■ TASK OBJECTIVE:
Locate the string "with" throughout the material and copy every line in which it occurs.

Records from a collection
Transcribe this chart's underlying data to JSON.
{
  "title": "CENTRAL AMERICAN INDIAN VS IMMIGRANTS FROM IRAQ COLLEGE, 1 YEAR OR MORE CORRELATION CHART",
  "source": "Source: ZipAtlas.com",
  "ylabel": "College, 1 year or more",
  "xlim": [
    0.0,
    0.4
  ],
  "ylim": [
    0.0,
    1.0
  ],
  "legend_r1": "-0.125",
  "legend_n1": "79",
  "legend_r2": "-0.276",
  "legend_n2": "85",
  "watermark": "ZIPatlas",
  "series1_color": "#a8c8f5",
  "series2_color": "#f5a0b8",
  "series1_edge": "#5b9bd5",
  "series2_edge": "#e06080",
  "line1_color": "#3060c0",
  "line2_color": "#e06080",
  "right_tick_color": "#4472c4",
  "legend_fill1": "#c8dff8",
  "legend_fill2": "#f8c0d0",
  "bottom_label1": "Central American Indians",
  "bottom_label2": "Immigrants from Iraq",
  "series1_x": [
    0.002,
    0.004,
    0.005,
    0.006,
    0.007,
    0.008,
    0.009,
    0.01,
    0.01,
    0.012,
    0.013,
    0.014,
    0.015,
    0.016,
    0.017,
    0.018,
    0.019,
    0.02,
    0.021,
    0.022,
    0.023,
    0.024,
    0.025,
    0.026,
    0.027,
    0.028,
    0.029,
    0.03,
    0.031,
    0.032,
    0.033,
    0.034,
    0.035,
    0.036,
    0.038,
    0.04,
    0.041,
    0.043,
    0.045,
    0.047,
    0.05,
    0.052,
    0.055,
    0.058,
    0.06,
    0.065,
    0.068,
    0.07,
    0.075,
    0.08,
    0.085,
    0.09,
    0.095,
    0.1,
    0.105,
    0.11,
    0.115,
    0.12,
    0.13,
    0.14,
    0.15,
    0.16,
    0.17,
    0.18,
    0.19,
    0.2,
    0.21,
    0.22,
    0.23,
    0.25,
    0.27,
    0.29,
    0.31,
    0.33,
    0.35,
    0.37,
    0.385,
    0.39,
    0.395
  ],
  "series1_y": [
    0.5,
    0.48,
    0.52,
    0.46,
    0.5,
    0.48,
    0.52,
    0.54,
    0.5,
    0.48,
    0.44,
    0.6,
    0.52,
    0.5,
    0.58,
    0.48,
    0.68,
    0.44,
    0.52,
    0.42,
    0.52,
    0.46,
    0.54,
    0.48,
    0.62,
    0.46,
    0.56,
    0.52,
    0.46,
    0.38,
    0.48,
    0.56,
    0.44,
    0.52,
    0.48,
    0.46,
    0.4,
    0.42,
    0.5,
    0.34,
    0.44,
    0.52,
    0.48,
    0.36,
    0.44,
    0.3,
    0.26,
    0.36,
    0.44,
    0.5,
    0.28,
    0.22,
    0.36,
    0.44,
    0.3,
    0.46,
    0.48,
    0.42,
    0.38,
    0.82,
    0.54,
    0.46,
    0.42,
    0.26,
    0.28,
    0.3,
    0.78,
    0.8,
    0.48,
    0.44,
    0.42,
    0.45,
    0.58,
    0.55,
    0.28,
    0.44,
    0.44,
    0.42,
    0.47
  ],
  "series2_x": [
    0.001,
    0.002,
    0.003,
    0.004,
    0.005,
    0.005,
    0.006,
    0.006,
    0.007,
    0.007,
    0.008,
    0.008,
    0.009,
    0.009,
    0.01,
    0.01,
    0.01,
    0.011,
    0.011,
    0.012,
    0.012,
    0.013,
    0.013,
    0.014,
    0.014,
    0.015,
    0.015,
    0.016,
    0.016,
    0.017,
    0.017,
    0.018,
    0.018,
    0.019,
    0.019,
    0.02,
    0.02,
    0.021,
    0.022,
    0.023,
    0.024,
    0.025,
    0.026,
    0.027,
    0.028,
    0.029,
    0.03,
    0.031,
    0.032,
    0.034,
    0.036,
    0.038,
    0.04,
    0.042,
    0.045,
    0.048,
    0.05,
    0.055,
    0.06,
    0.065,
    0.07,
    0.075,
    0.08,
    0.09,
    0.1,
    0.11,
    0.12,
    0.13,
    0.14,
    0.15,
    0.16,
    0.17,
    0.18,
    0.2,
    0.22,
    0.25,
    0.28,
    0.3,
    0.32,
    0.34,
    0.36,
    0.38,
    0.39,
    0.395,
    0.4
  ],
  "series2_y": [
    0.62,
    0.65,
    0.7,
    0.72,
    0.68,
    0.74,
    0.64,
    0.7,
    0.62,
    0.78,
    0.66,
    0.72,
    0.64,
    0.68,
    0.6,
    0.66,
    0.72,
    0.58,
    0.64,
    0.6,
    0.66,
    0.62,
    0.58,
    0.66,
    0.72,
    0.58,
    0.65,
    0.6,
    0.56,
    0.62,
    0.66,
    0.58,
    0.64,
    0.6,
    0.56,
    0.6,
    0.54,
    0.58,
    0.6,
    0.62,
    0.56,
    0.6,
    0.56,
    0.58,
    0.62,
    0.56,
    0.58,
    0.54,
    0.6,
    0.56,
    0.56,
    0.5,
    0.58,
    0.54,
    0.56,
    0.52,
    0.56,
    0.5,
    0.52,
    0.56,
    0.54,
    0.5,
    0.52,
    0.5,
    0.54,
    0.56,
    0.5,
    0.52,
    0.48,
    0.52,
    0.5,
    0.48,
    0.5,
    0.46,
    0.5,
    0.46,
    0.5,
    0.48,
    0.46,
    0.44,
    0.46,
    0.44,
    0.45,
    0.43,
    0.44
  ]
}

* * *

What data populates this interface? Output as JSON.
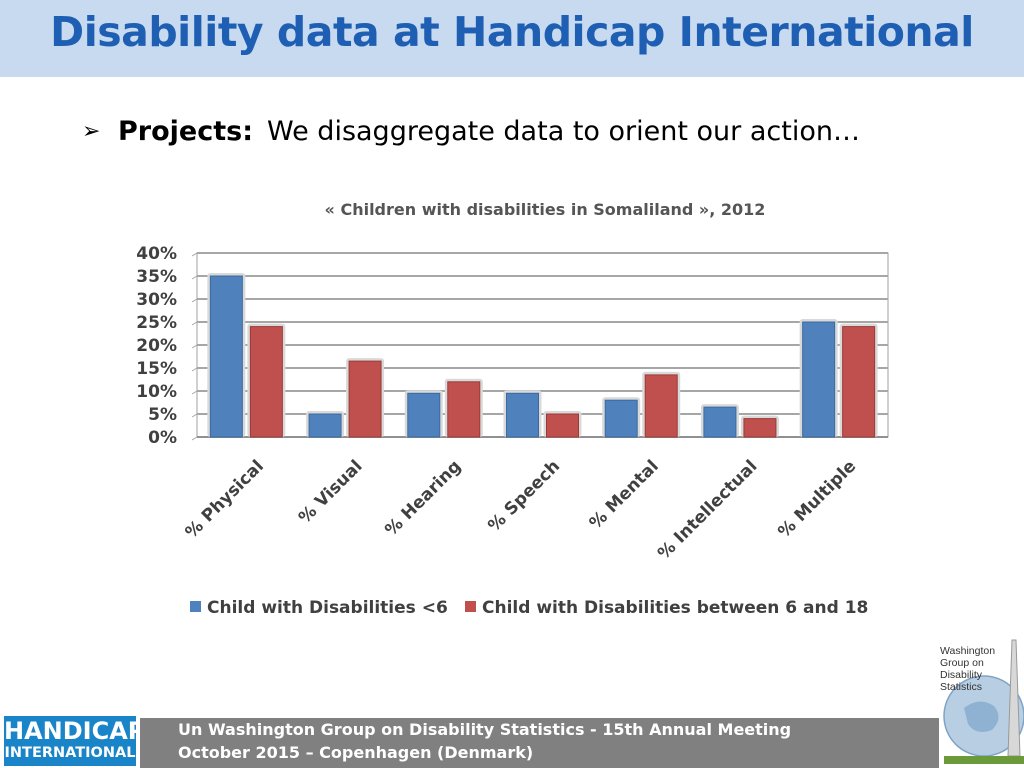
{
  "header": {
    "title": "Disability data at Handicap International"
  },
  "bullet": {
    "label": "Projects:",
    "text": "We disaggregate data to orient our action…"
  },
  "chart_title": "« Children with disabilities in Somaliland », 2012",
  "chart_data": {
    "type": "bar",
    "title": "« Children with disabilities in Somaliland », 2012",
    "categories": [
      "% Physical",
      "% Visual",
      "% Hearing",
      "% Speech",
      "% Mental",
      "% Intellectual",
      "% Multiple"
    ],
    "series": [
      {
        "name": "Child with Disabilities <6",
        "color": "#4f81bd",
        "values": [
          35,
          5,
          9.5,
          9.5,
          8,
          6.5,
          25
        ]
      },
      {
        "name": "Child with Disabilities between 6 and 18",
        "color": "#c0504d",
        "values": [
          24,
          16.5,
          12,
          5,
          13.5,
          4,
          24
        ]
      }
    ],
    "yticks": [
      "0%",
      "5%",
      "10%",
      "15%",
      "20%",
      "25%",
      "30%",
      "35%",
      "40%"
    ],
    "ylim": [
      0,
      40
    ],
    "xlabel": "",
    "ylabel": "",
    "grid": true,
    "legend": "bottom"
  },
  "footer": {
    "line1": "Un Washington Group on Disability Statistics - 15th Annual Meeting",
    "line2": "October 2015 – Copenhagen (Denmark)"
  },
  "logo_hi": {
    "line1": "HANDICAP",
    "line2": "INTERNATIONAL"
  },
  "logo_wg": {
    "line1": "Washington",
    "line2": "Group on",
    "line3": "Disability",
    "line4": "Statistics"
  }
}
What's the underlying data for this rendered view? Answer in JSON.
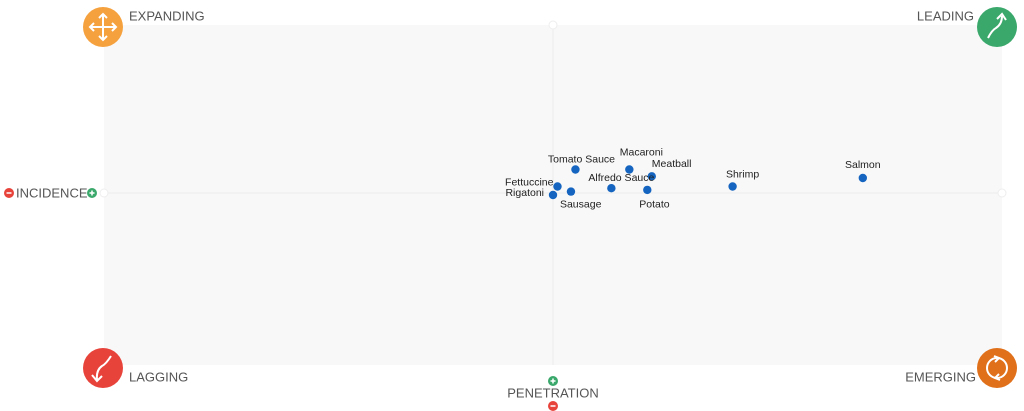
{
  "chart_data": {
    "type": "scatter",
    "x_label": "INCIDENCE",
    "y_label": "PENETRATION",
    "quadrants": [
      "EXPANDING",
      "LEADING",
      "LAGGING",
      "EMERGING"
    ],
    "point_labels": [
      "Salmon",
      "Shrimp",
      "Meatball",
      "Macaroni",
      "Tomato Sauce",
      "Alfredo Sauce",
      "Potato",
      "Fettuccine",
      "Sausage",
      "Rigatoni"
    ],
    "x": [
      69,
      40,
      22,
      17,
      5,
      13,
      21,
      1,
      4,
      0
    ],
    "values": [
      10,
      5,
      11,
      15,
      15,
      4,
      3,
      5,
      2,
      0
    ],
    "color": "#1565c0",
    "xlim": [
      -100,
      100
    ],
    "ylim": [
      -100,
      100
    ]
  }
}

■ FINISHED ANSWER:
  "chart_title": "« Children with disabilities in Somaliland », 2012",
    "title": "« Children with disabilities in Somaliland », 2012",
        "name": "Child with Disabilities <6",
        "name": "Child with Disabilities between 6 and 18",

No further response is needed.